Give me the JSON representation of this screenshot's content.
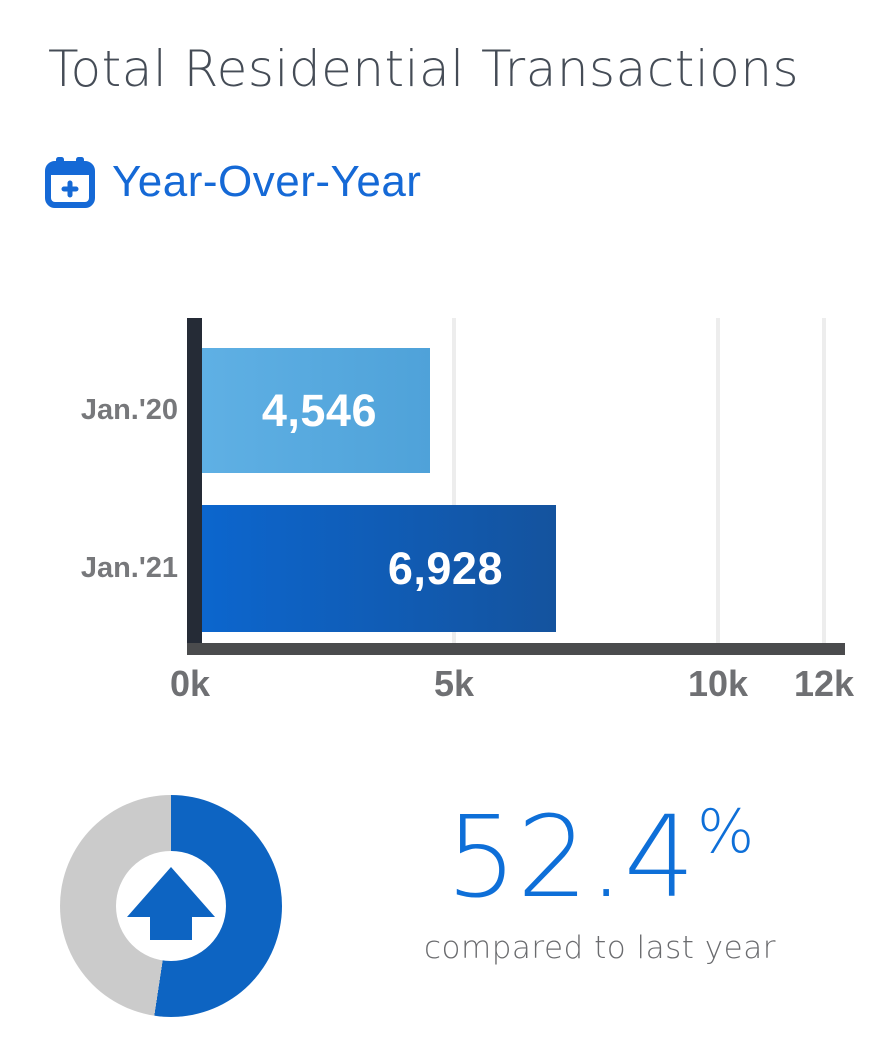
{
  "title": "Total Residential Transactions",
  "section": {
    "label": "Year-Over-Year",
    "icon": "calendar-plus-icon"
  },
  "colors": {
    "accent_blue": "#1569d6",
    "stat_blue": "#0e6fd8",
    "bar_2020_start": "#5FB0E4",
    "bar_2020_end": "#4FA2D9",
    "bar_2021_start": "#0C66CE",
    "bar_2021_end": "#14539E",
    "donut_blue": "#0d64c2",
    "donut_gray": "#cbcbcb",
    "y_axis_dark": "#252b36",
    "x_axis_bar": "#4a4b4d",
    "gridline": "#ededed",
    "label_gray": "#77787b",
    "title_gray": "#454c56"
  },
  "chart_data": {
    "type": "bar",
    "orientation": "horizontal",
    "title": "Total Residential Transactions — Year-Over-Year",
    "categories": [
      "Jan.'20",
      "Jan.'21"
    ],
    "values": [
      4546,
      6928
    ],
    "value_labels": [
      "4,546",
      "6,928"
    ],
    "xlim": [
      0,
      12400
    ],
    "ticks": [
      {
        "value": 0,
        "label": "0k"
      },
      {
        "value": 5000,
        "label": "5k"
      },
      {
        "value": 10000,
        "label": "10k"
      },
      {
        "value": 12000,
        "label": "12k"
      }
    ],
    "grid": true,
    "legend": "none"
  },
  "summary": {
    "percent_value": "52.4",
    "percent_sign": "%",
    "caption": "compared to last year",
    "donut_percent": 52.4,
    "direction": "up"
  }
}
------------------------------
### What is being asked
Print all entries exactly. The images do not belong in the copy.

### Correct output
Give me the JSON representation of this screenshot's content.
{
  "title": "Total Residential Transactions",
  "section": {
    "label": "Year-Over-Year",
    "icon": "calendar-plus-icon"
  },
  "colors": {
    "accent_blue": "#1569d6",
    "stat_blue": "#0e6fd8",
    "bar_2020_start": "#5FB0E4",
    "bar_2020_end": "#4FA2D9",
    "bar_2021_start": "#0C66CE",
    "bar_2021_end": "#14539E",
    "donut_blue": "#0d64c2",
    "donut_gray": "#cbcbcb",
    "y_axis_dark": "#252b36",
    "x_axis_bar": "#4a4b4d",
    "gridline": "#ededed",
    "label_gray": "#77787b",
    "title_gray": "#454c56"
  },
  "chart_data": {
    "type": "bar",
    "orientation": "horizontal",
    "title": "Total Residential Transactions — Year-Over-Year",
    "categories": [
      "Jan.'20",
      "Jan.'21"
    ],
    "values": [
      4546,
      6928
    ],
    "value_labels": [
      "4,546",
      "6,928"
    ],
    "xlim": [
      0,
      12400
    ],
    "ticks": [
      {
        "value": 0,
        "label": "0k"
      },
      {
        "value": 5000,
        "label": "5k"
      },
      {
        "value": 10000,
        "label": "10k"
      },
      {
        "value": 12000,
        "label": "12k"
      }
    ],
    "grid": true,
    "legend": "none"
  },
  "summary": {
    "percent_value": "52.4",
    "percent_sign": "%",
    "caption": "compared to last year",
    "donut_percent": 52.4,
    "direction": "up"
  }
}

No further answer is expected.